►

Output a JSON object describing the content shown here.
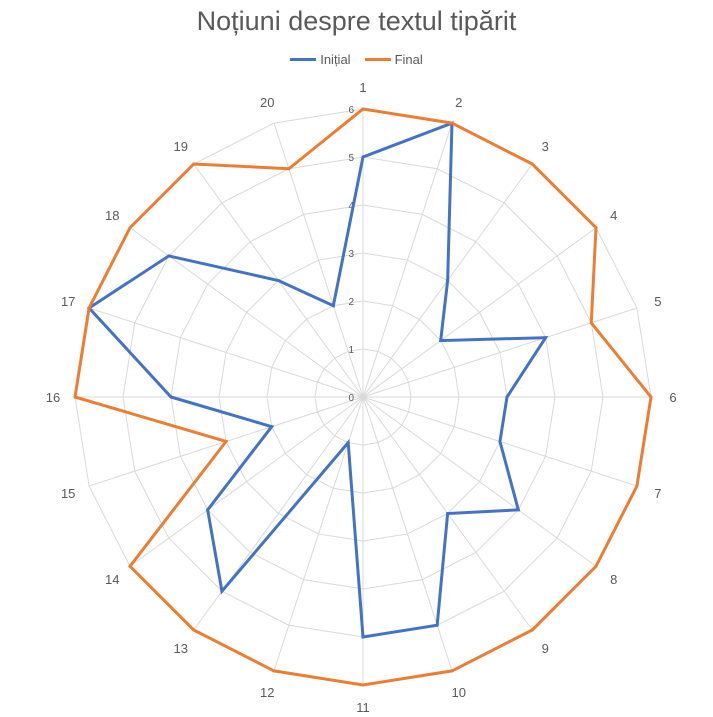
{
  "chart_data": {
    "type": "radar",
    "title": "Noțiuni despre textul tipărit",
    "categories": [
      "1",
      "2",
      "3",
      "4",
      "5",
      "6",
      "7",
      "8",
      "9",
      "10",
      "11",
      "12",
      "13",
      "14",
      "15",
      "16",
      "17",
      "18",
      "19",
      "20"
    ],
    "rlim": [
      0,
      6
    ],
    "ticks": [
      "0",
      "1",
      "2",
      "3",
      "4",
      "5",
      "6"
    ],
    "grid": true,
    "legend": "top",
    "series": [
      {
        "name": "Inițial",
        "color": "#4472C4",
        "values": [
          5,
          6,
          3,
          2,
          4,
          3,
          3,
          4,
          3,
          5,
          5,
          1,
          5,
          4,
          2,
          4,
          6,
          5,
          3,
          2
        ]
      },
      {
        "name": "Final",
        "color": "#ED7D31",
        "values": [
          6,
          6,
          6,
          6,
          5,
          6,
          6,
          6,
          6,
          6,
          6,
          6,
          6,
          6,
          3,
          6,
          6,
          6,
          6,
          5
        ]
      }
    ]
  }
}
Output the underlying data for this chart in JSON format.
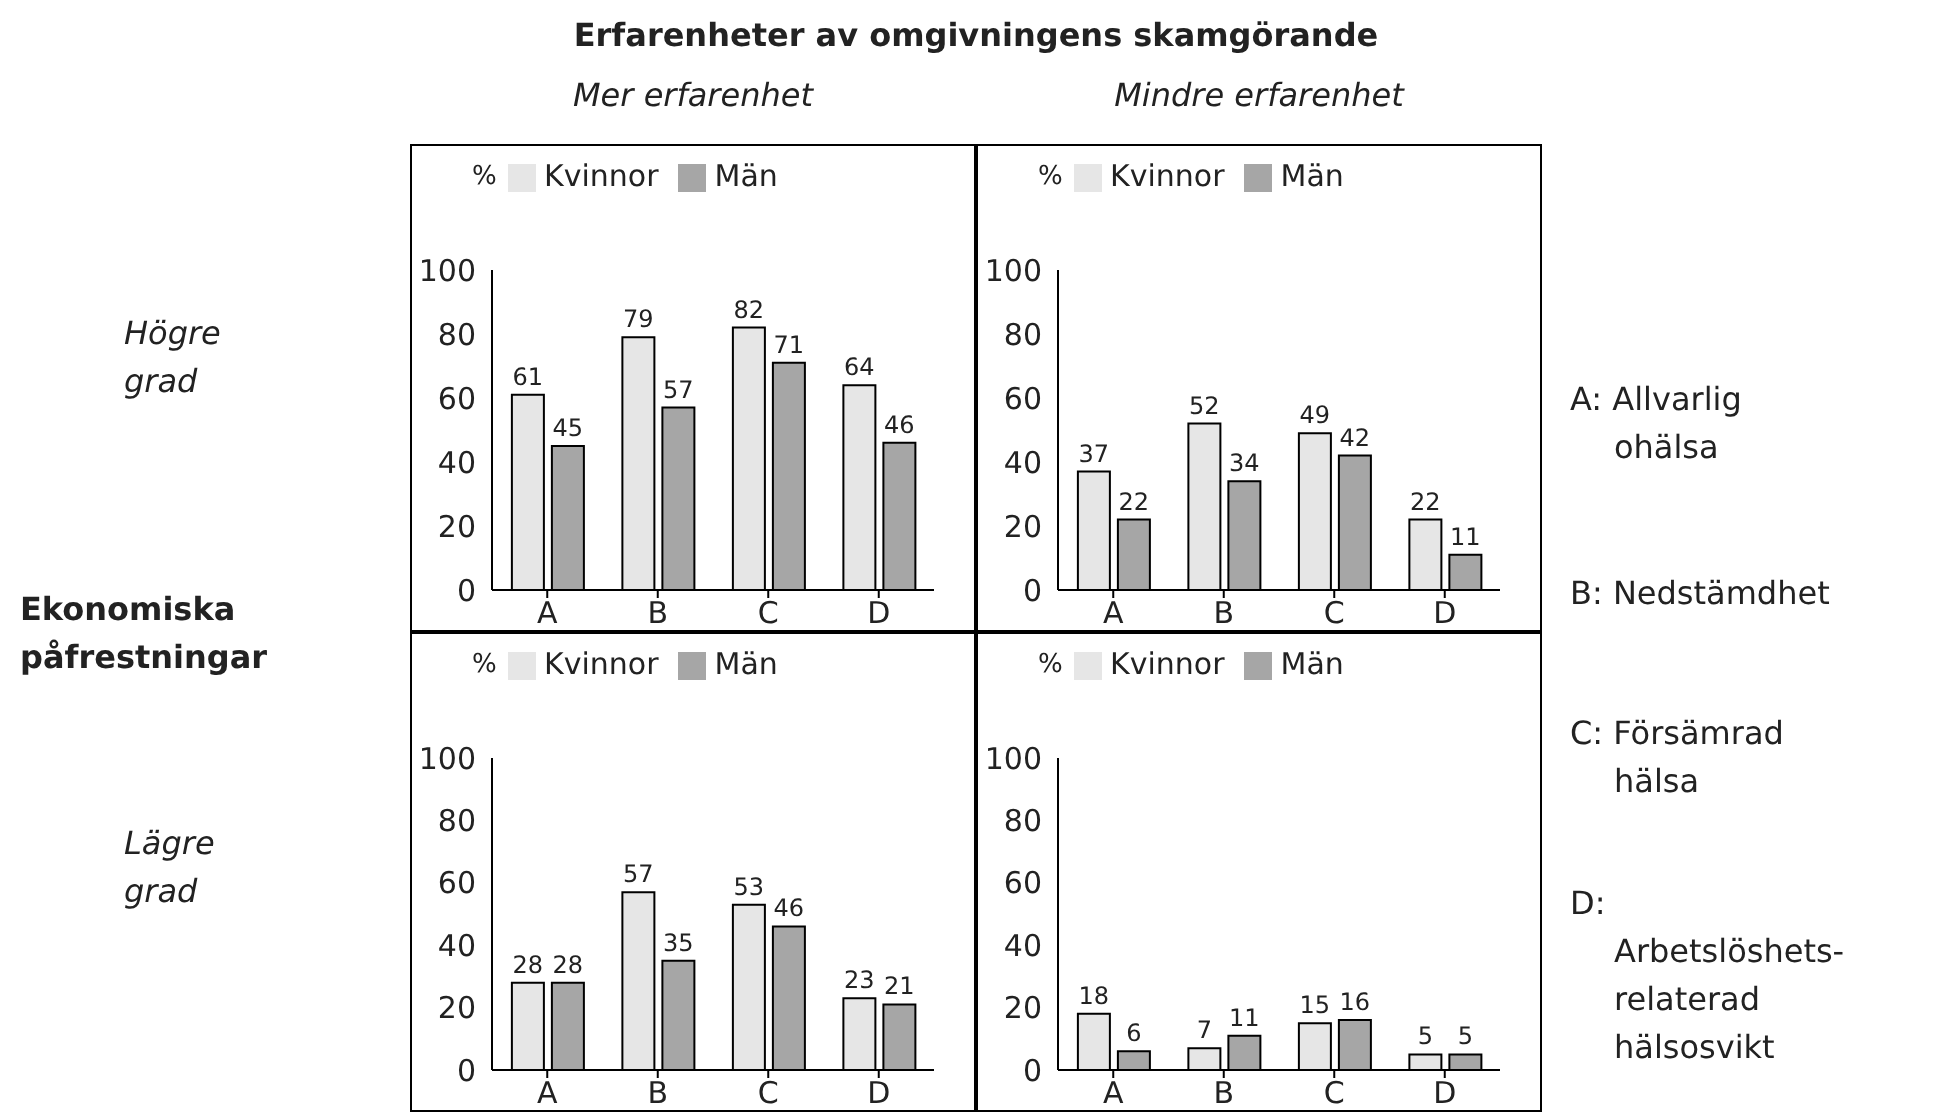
{
  "chart_data": [
    {
      "type": "bar",
      "title": "Erfarenheter av omgivningens skamgörande",
      "subtitle": "Mer erfarenhet",
      "annotations": [
        "Högre grad",
        "Ekonomiska påfrestningar"
      ],
      "ylabel": "%",
      "categories": [
        "A",
        "B",
        "C",
        "D"
      ],
      "series": [
        {
          "name": "Kvinnor",
          "color": "#e6e6e6",
          "values": [
            61,
            79,
            82,
            64
          ]
        },
        {
          "name": "Män",
          "color": "#a6a6a6",
          "values": [
            45,
            57,
            71,
            46
          ]
        }
      ],
      "ylim": [
        0,
        100
      ],
      "yticks": [
        0,
        20,
        40,
        60,
        80,
        100
      ],
      "data_labels": true,
      "legend": "top",
      "grid": false
    },
    {
      "type": "bar",
      "subtitle": "Mindre erfarenhet",
      "annotations": [
        "A: Allvarlig ohälsa",
        "B: Nedstämdhet",
        "C: Försämrad hälsa",
        "D: Arbetslöshets-relaterad hälsosvikt"
      ],
      "ylabel": "%",
      "categories": [
        "A",
        "B",
        "C",
        "D"
      ],
      "series": [
        {
          "name": "Kvinnor",
          "color": "#e6e6e6",
          "values": [
            37,
            52,
            49,
            22
          ]
        },
        {
          "name": "Män",
          "color": "#a6a6a6",
          "values": [
            22,
            34,
            42,
            11
          ]
        }
      ],
      "ylim": [
        0,
        100
      ],
      "yticks": [
        0,
        20,
        40,
        60,
        80,
        100
      ],
      "data_labels": true,
      "legend": "top",
      "grid": false
    },
    {
      "type": "bar",
      "annotations": [
        "Lägre grad"
      ],
      "ylabel": "%",
      "categories": [
        "A",
        "B",
        "C",
        "D"
      ],
      "series": [
        {
          "name": "Kvinnor",
          "color": "#e6e6e6",
          "values": [
            28,
            57,
            53,
            23
          ]
        },
        {
          "name": "Män",
          "color": "#a6a6a6",
          "values": [
            28,
            35,
            46,
            21
          ]
        }
      ],
      "ylim": [
        0,
        100
      ],
      "yticks": [
        0,
        20,
        40,
        60,
        80,
        100
      ],
      "data_labels": true,
      "legend": "top",
      "grid": false
    },
    {
      "type": "bar",
      "ylabel": "%",
      "categories": [
        "A",
        "B",
        "C",
        "D"
      ],
      "series": [
        {
          "name": "Kvinnor",
          "color": "#e6e6e6",
          "values": [
            18,
            7,
            15,
            5
          ]
        },
        {
          "name": "Män",
          "color": "#a6a6a6",
          "values": [
            6,
            11,
            16,
            5
          ]
        }
      ],
      "ylim": [
        0,
        100
      ],
      "yticks": [
        0,
        20,
        40,
        60,
        80,
        100
      ],
      "data_labels": true,
      "legend": "top",
      "grid": false
    }
  ]
}
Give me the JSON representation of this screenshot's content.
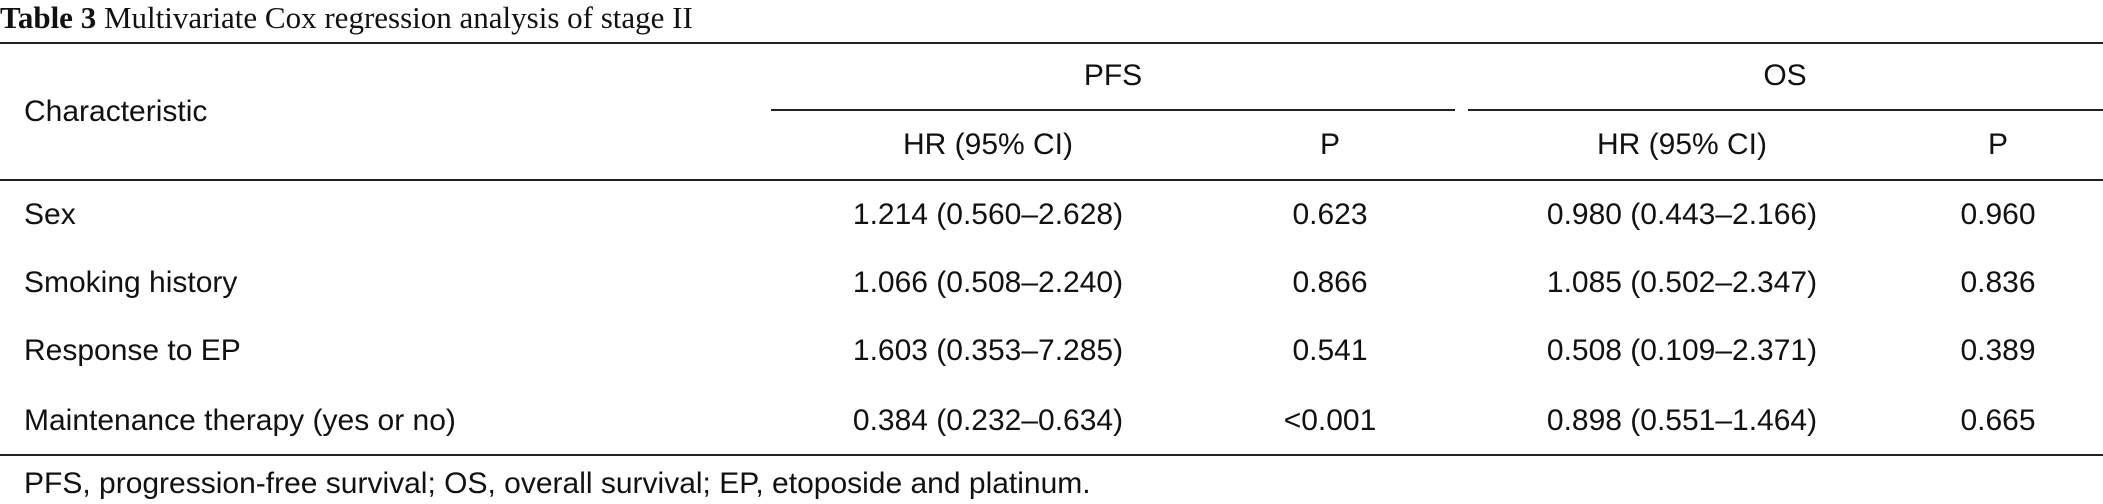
{
  "title": {
    "label": "Table 3",
    "text": "Multivariate Cox regression analysis of stage II"
  },
  "table": {
    "row_header": "Characteristic",
    "groups": [
      "PFS",
      "OS"
    ],
    "columns": [
      "HR (95% CI)",
      "P",
      "HR (95% CI)",
      "P"
    ],
    "rows": [
      [
        "Sex",
        "1.214 (0.560–2.628)",
        "0.623",
        "0.980 (0.443–2.166)",
        "0.960"
      ],
      [
        "Smoking history",
        "1.066 (0.508–2.240)",
        "0.866",
        "1.085 (0.502–2.347)",
        "0.836"
      ],
      [
        "Response to EP",
        "1.603 (0.353–7.285)",
        "0.541",
        "0.508 (0.109–2.371)",
        "0.389"
      ],
      [
        "Maintenance therapy (yes or no)",
        "0.384 (0.232–0.634)",
        "<0.001",
        "0.898 (0.551–1.464)",
        "0.665"
      ]
    ]
  },
  "footnote": "PFS, progression-free survival; OS, overall survival; EP, etoposide and platinum."
}
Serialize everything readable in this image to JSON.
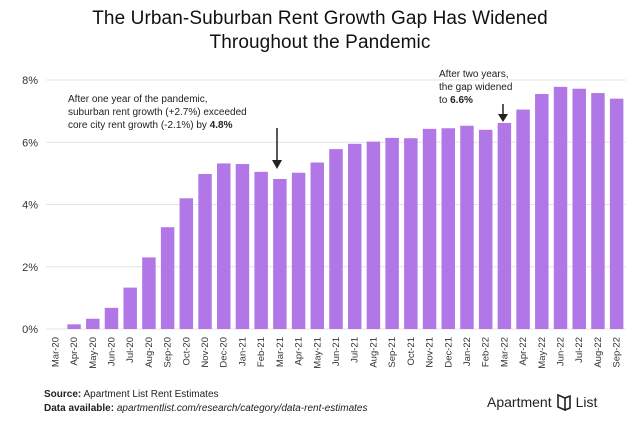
{
  "title_lines": [
    "The Urban-Suburban Rent Growth Gap Has Widened",
    "Throughout the Pandemic"
  ],
  "annotations": [
    {
      "line1": "After one year of the pandemic,",
      "line2": "suburban rent growth (+2.7%) exceeded",
      "line3_prefix": "core city rent growth (-2.1%) by ",
      "line3_bold": "4.8%"
    },
    {
      "line1": "After two years,",
      "line2": "the gap widened",
      "line3_prefix": "to ",
      "line3_bold": "6.6%"
    }
  ],
  "footer": {
    "source_label": "Source:",
    "source_text": "Apartment List Rent Estimates",
    "data_label": "Data available:",
    "data_text": "apartmentlist.com/research/category/data-rent-estimates"
  },
  "logo": {
    "word1": "Apartment",
    "word2": "List",
    "icon": "apartmentlist-logo-icon"
  },
  "colors": {
    "bar": "#b277e6",
    "grid": "#e3e3e3",
    "text": "#222222"
  },
  "chart_data": {
    "type": "bar",
    "title": "The Urban-Suburban Rent Growth Gap Has Widened Throughout the Pandemic",
    "xlabel": "",
    "ylabel": "",
    "ylim": [
      0,
      8
    ],
    "y_ticks": [
      0,
      2,
      4,
      6,
      8
    ],
    "y_tick_labels": [
      "0%",
      "2%",
      "4%",
      "6%",
      "8%"
    ],
    "grid": true,
    "categories": [
      "Mar-20",
      "Apr-20",
      "May-20",
      "Jun-20",
      "Jul-20",
      "Aug-20",
      "Sep-20",
      "Oct-20",
      "Nov-20",
      "Dec-20",
      "Jan-21",
      "Feb-21",
      "Mar-21",
      "Apr-21",
      "May-21",
      "Jun-21",
      "Jul-21",
      "Aug-21",
      "Sep-21",
      "Oct-21",
      "Nov-21",
      "Dec-21",
      "Jan-22",
      "Feb-22",
      "Mar-22",
      "Apr-22",
      "May-22",
      "Jun-22",
      "Jul-22",
      "Aug-22",
      "Sep-22"
    ],
    "values": [
      0.0,
      0.15,
      0.33,
      0.68,
      1.33,
      2.3,
      3.27,
      4.2,
      4.98,
      5.32,
      5.3,
      5.05,
      4.82,
      5.02,
      5.35,
      5.78,
      5.95,
      6.02,
      6.14,
      6.13,
      6.43,
      6.45,
      6.53,
      6.4,
      6.62,
      7.05,
      7.55,
      7.78,
      7.72,
      7.58,
      7.4
    ]
  }
}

◄

§ SET PROBLEM: Find every line containing the word "After", then give the total and nothing more.

§ THE SOLUTION: 2